WHAT NEEDS TO BE DONE ▸
In the listing below, identify each line with the word "always" and return those lines.

Data listing
+ + + +
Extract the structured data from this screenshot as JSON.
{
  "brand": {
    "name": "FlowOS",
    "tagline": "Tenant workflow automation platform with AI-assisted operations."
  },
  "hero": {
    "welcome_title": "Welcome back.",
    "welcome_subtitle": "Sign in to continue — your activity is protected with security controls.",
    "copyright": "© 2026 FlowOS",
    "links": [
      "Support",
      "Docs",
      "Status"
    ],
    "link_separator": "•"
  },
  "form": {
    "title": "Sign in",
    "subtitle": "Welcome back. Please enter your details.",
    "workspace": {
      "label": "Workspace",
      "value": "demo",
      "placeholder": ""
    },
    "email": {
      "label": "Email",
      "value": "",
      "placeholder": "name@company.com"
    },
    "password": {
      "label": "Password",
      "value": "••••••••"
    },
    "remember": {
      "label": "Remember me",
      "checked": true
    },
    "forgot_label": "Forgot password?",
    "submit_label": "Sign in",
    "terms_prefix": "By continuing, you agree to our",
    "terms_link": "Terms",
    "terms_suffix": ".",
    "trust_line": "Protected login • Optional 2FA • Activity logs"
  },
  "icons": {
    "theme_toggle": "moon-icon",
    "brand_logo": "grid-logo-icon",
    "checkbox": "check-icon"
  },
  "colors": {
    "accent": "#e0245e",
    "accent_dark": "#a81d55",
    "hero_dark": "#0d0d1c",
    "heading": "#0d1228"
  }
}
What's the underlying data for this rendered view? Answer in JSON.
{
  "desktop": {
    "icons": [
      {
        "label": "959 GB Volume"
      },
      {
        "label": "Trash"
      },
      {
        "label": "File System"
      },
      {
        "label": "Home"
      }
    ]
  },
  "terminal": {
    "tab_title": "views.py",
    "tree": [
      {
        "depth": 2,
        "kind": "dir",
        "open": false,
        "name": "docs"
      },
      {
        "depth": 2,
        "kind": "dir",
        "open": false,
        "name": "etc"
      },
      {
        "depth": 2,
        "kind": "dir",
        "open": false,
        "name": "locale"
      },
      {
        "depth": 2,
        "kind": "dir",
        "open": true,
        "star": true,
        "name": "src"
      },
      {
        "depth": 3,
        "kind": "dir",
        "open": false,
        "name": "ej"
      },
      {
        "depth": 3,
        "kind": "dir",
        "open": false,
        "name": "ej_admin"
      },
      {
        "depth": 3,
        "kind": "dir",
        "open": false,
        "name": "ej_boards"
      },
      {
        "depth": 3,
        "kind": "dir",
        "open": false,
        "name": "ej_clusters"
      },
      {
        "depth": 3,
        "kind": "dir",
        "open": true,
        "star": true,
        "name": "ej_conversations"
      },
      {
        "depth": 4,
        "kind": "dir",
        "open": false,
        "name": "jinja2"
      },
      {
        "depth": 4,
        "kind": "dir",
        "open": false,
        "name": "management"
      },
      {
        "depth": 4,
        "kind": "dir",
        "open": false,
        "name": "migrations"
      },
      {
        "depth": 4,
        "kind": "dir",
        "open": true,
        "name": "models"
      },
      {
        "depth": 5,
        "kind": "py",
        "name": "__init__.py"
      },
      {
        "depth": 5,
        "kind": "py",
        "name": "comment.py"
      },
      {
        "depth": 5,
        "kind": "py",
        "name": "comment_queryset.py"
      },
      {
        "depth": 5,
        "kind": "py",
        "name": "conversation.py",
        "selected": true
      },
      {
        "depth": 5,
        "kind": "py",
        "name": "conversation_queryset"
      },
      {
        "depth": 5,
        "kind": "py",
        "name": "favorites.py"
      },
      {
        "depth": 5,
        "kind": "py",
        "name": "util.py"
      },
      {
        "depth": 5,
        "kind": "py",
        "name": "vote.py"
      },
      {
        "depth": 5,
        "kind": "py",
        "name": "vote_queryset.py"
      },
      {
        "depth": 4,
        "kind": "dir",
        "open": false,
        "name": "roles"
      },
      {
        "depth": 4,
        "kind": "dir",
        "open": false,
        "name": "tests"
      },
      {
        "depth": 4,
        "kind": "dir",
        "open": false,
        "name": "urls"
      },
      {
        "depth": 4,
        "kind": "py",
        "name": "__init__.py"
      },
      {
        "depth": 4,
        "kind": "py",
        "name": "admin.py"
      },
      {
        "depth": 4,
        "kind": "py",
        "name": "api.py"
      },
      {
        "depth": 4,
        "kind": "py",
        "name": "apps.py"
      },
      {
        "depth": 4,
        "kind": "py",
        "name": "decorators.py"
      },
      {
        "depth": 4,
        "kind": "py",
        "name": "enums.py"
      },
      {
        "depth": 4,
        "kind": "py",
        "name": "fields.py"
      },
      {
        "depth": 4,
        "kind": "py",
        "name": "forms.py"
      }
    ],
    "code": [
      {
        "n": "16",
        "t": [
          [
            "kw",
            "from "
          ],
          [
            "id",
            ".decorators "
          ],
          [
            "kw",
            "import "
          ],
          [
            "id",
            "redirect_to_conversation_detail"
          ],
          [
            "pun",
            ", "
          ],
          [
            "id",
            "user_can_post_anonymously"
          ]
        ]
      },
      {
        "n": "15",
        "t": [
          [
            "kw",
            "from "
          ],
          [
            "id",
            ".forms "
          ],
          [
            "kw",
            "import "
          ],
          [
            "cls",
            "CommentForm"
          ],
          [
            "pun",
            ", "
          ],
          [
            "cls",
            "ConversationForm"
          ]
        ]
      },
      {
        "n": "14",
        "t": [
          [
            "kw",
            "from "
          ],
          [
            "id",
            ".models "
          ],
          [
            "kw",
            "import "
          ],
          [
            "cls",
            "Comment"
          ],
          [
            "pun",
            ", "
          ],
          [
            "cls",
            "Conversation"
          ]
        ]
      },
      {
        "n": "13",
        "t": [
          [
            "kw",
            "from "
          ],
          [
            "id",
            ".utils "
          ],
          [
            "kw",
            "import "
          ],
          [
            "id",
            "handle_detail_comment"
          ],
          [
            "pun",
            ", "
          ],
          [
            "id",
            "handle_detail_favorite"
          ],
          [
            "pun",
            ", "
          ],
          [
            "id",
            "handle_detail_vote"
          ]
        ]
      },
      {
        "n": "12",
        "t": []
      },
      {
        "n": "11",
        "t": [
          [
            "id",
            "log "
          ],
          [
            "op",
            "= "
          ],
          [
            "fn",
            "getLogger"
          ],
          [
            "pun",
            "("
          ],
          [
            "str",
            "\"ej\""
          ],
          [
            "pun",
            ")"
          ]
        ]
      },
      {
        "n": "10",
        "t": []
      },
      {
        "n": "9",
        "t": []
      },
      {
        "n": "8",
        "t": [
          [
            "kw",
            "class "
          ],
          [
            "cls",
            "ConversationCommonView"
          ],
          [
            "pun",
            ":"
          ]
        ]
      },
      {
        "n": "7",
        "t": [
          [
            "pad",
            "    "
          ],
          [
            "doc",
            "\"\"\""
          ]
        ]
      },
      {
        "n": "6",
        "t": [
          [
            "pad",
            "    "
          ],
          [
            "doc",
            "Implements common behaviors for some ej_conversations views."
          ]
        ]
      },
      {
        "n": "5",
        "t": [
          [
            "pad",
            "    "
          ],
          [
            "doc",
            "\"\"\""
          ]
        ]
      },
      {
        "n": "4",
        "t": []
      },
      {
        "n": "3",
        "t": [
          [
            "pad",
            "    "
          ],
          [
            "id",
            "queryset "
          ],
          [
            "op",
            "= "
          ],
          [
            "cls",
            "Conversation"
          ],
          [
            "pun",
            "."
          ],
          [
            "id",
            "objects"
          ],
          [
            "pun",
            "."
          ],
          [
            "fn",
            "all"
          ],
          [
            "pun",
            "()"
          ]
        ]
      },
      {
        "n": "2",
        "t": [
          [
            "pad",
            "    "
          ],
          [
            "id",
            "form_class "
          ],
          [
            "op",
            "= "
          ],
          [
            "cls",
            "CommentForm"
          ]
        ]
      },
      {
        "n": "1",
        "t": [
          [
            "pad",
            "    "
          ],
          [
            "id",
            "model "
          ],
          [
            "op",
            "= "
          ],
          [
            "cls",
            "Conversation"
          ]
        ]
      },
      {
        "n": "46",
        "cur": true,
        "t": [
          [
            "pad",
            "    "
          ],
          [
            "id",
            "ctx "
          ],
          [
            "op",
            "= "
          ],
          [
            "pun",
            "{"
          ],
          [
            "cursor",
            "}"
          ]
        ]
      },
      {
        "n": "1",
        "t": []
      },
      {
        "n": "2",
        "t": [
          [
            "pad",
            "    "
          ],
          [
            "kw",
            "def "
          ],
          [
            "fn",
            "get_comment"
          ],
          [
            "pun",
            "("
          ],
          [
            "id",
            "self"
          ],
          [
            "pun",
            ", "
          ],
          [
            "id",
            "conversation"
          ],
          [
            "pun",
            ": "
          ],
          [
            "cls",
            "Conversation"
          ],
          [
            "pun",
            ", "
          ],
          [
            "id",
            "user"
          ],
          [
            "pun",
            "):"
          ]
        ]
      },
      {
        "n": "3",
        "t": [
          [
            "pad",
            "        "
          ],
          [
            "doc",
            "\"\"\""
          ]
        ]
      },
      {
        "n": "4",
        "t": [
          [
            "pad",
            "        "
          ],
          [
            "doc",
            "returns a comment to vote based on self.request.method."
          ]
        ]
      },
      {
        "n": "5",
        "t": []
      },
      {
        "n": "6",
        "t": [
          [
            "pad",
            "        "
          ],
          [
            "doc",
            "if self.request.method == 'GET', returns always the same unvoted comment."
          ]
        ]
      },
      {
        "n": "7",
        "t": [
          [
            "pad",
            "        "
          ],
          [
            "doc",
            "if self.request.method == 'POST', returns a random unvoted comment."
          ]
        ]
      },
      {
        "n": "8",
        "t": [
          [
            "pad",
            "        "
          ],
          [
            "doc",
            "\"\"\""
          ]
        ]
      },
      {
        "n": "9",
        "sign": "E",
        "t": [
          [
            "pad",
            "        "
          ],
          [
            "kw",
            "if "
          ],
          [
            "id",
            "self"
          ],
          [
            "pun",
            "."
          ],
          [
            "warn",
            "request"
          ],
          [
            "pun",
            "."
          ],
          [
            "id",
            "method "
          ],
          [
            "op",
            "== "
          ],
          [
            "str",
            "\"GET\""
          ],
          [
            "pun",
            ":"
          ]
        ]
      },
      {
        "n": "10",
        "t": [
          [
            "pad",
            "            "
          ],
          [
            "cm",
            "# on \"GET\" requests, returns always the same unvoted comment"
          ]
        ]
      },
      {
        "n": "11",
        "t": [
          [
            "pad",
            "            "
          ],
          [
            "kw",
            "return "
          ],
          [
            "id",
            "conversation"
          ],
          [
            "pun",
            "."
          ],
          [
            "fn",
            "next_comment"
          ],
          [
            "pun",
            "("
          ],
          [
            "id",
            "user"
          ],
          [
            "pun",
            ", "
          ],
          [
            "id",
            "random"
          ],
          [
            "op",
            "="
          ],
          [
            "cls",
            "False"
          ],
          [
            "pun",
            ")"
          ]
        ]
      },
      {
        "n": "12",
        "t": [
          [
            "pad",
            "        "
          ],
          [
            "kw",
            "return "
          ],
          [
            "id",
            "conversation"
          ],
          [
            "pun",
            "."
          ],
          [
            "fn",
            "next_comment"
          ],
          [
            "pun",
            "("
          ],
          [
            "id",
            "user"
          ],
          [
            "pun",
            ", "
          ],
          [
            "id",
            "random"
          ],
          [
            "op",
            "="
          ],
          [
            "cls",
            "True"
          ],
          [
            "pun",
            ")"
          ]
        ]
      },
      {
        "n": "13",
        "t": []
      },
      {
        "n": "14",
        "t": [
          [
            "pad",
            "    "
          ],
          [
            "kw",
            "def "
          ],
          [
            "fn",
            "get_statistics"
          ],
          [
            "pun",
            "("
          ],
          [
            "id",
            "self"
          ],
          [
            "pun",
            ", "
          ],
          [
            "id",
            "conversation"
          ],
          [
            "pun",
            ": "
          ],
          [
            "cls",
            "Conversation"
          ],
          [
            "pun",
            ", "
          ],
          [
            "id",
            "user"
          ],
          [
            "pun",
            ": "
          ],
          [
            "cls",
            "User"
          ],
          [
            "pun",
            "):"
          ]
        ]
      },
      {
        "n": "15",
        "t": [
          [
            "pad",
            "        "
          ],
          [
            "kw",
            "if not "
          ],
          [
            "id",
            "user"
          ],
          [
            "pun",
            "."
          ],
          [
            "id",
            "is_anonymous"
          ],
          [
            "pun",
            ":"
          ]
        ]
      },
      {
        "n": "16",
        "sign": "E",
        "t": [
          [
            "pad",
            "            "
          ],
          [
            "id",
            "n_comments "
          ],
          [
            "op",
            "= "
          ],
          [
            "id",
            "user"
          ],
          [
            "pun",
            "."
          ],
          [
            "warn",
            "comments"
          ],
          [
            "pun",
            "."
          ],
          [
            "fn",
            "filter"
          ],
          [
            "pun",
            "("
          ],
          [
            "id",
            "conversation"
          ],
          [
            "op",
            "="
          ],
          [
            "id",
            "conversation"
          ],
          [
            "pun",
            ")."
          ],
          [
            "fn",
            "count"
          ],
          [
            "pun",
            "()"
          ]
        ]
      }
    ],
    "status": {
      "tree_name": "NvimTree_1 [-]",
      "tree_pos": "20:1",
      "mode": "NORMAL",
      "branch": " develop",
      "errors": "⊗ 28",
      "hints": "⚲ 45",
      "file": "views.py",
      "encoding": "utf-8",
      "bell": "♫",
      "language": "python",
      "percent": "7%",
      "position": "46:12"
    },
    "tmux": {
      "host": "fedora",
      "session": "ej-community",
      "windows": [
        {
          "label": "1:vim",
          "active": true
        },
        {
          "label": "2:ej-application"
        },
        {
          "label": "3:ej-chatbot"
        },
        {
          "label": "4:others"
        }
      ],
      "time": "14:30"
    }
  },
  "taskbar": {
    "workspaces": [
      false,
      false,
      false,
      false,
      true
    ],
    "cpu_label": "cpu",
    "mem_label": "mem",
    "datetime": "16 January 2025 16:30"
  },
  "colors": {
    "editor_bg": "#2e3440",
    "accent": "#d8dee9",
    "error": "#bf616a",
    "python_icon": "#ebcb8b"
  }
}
+ + + +
EXERCISE OUTPUT ▸
            "if self.request.method == 'GET', returns always the same unvoted comment."
            "# on \"GET\" requests, returns always the same unvoted comment"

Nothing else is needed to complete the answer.